◆ RECORDS SUPPLIED:
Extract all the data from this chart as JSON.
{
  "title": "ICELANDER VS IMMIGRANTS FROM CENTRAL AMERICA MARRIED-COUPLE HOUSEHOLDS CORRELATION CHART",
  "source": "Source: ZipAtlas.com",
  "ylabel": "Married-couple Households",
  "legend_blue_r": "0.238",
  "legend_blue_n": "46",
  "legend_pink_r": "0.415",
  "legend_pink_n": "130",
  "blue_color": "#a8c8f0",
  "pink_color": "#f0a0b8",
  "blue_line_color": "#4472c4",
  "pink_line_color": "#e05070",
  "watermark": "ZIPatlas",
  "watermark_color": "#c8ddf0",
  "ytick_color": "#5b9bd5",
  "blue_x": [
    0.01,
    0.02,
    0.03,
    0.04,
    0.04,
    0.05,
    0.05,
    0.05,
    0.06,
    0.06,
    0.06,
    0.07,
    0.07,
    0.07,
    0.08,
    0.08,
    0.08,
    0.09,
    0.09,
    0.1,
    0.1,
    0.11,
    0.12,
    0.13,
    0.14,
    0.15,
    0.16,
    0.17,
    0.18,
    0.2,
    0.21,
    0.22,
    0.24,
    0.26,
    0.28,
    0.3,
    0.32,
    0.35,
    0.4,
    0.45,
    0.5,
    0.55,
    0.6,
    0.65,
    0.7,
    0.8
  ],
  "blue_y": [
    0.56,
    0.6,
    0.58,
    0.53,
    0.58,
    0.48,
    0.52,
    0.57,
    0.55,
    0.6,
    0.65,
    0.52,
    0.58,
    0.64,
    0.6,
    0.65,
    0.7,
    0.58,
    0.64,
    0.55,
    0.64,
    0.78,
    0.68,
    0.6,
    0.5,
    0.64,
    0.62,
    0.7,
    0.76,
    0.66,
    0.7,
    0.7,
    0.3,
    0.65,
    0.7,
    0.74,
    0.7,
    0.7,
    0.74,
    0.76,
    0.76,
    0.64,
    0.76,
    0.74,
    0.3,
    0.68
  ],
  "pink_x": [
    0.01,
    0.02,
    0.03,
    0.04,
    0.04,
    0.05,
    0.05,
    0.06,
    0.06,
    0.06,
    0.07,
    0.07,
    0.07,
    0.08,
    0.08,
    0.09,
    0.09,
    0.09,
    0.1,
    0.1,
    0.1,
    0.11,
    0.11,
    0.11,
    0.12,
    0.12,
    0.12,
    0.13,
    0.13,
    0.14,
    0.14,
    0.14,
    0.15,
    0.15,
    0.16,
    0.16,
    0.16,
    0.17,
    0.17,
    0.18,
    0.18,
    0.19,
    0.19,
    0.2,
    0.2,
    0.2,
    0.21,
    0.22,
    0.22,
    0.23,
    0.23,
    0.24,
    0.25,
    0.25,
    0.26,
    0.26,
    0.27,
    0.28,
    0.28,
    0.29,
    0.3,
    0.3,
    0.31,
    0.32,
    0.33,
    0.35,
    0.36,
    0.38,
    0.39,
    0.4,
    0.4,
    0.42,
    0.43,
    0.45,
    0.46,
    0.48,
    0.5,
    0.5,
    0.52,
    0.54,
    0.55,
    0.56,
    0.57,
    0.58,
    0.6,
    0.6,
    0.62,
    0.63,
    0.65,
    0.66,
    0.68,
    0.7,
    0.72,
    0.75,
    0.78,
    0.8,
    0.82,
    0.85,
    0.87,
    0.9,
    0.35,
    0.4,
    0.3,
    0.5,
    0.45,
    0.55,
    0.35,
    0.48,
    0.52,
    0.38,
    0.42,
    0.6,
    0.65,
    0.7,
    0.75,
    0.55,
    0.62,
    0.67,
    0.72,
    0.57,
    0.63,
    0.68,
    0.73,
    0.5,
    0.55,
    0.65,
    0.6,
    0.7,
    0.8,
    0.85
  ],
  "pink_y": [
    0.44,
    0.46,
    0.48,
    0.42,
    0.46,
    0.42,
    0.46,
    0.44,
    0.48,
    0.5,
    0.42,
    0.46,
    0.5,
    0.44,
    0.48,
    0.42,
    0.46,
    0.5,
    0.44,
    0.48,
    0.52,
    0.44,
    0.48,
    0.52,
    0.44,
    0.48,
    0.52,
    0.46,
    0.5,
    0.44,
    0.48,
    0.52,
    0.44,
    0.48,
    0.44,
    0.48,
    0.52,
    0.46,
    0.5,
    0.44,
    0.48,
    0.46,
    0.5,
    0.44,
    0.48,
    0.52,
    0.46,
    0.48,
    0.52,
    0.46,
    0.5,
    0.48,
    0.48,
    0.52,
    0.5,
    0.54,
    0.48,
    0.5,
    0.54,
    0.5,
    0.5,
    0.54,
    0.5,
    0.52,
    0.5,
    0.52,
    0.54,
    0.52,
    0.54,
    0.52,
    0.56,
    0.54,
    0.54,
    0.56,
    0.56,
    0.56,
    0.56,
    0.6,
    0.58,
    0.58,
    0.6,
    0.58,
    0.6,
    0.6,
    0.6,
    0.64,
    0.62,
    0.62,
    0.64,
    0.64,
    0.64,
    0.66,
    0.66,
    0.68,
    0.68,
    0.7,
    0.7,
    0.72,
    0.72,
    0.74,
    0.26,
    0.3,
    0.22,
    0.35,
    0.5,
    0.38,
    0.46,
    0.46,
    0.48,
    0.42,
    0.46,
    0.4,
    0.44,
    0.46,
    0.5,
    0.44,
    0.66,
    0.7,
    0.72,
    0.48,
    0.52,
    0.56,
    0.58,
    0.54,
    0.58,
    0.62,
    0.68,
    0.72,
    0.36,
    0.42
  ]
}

◆ EXERCISE AIM: Each line must be given again exactly as written above.

◆ SOLUTION TO THIS PROBLEM:
Extract all the data from this chart as JSON.
{
  "title": "ICELANDER VS IMMIGRANTS FROM CENTRAL AMERICA MARRIED-COUPLE HOUSEHOLDS CORRELATION CHART",
  "source": "Source: ZipAtlas.com",
  "ylabel": "Married-couple Households",
  "legend_blue_r": "0.238",
  "legend_blue_n": "46",
  "legend_pink_r": "0.415",
  "legend_pink_n": "130",
  "blue_color": "#a8c8f0",
  "pink_color": "#f0a0b8",
  "blue_line_color": "#4472c4",
  "pink_line_color": "#e05070",
  "watermark": "ZIPatlas",
  "watermark_color": "#c8ddf0",
  "ytick_color": "#5b9bd5",
  "blue_x": [
    0.01,
    0.02,
    0.03,
    0.04,
    0.04,
    0.05,
    0.05,
    0.05,
    0.06,
    0.06,
    0.06,
    0.07,
    0.07,
    0.07,
    0.08,
    0.08,
    0.08,
    0.09,
    0.09,
    0.1,
    0.1,
    0.11,
    0.12,
    0.13,
    0.14,
    0.15,
    0.16,
    0.17,
    0.18,
    0.2,
    0.21,
    0.22,
    0.24,
    0.26,
    0.28,
    0.3,
    0.32,
    0.35,
    0.4,
    0.45,
    0.5,
    0.55,
    0.6,
    0.65,
    0.7,
    0.8
  ],
  "blue_y": [
    0.56,
    0.6,
    0.58,
    0.53,
    0.58,
    0.48,
    0.52,
    0.57,
    0.55,
    0.6,
    0.65,
    0.52,
    0.58,
    0.64,
    0.6,
    0.65,
    0.7,
    0.58,
    0.64,
    0.55,
    0.64,
    0.78,
    0.68,
    0.6,
    0.5,
    0.64,
    0.62,
    0.7,
    0.76,
    0.66,
    0.7,
    0.7,
    0.3,
    0.65,
    0.7,
    0.74,
    0.7,
    0.7,
    0.74,
    0.76,
    0.76,
    0.64,
    0.76,
    0.74,
    0.3,
    0.68
  ],
  "pink_x": [
    0.01,
    0.02,
    0.03,
    0.04,
    0.04,
    0.05,
    0.05,
    0.06,
    0.06,
    0.06,
    0.07,
    0.07,
    0.07,
    0.08,
    0.08,
    0.09,
    0.09,
    0.09,
    0.1,
    0.1,
    0.1,
    0.11,
    0.11,
    0.11,
    0.12,
    0.12,
    0.12,
    0.13,
    0.13,
    0.14,
    0.14,
    0.14,
    0.15,
    0.15,
    0.16,
    0.16,
    0.16,
    0.17,
    0.17,
    0.18,
    0.18,
    0.19,
    0.19,
    0.2,
    0.2,
    0.2,
    0.21,
    0.22,
    0.22,
    0.23,
    0.23,
    0.24,
    0.25,
    0.25,
    0.26,
    0.26,
    0.27,
    0.28,
    0.28,
    0.29,
    0.3,
    0.3,
    0.31,
    0.32,
    0.33,
    0.35,
    0.36,
    0.38,
    0.39,
    0.4,
    0.4,
    0.42,
    0.43,
    0.45,
    0.46,
    0.48,
    0.5,
    0.5,
    0.52,
    0.54,
    0.55,
    0.56,
    0.57,
    0.58,
    0.6,
    0.6,
    0.62,
    0.63,
    0.65,
    0.66,
    0.68,
    0.7,
    0.72,
    0.75,
    0.78,
    0.8,
    0.82,
    0.85,
    0.87,
    0.9,
    0.35,
    0.4,
    0.3,
    0.5,
    0.45,
    0.55,
    0.35,
    0.48,
    0.52,
    0.38,
    0.42,
    0.6,
    0.65,
    0.7,
    0.75,
    0.55,
    0.62,
    0.67,
    0.72,
    0.57,
    0.63,
    0.68,
    0.73,
    0.5,
    0.55,
    0.65,
    0.6,
    0.7,
    0.8,
    0.85
  ],
  "pink_y": [
    0.44,
    0.46,
    0.48,
    0.42,
    0.46,
    0.42,
    0.46,
    0.44,
    0.48,
    0.5,
    0.42,
    0.46,
    0.5,
    0.44,
    0.48,
    0.42,
    0.46,
    0.5,
    0.44,
    0.48,
    0.52,
    0.44,
    0.48,
    0.52,
    0.44,
    0.48,
    0.52,
    0.46,
    0.5,
    0.44,
    0.48,
    0.52,
    0.44,
    0.48,
    0.44,
    0.48,
    0.52,
    0.46,
    0.5,
    0.44,
    0.48,
    0.46,
    0.5,
    0.44,
    0.48,
    0.52,
    0.46,
    0.48,
    0.52,
    0.46,
    0.5,
    0.48,
    0.48,
    0.52,
    0.5,
    0.54,
    0.48,
    0.5,
    0.54,
    0.5,
    0.5,
    0.54,
    0.5,
    0.52,
    0.5,
    0.52,
    0.54,
    0.52,
    0.54,
    0.52,
    0.56,
    0.54,
    0.54,
    0.56,
    0.56,
    0.56,
    0.56,
    0.6,
    0.58,
    0.58,
    0.6,
    0.58,
    0.6,
    0.6,
    0.6,
    0.64,
    0.62,
    0.62,
    0.64,
    0.64,
    0.64,
    0.66,
    0.66,
    0.68,
    0.68,
    0.7,
    0.7,
    0.72,
    0.72,
    0.74,
    0.26,
    0.3,
    0.22,
    0.35,
    0.5,
    0.38,
    0.46,
    0.46,
    0.48,
    0.42,
    0.46,
    0.4,
    0.44,
    0.46,
    0.5,
    0.44,
    0.66,
    0.7,
    0.72,
    0.48,
    0.52,
    0.56,
    0.58,
    0.54,
    0.58,
    0.62,
    0.68,
    0.72,
    0.36,
    0.42
  ]
}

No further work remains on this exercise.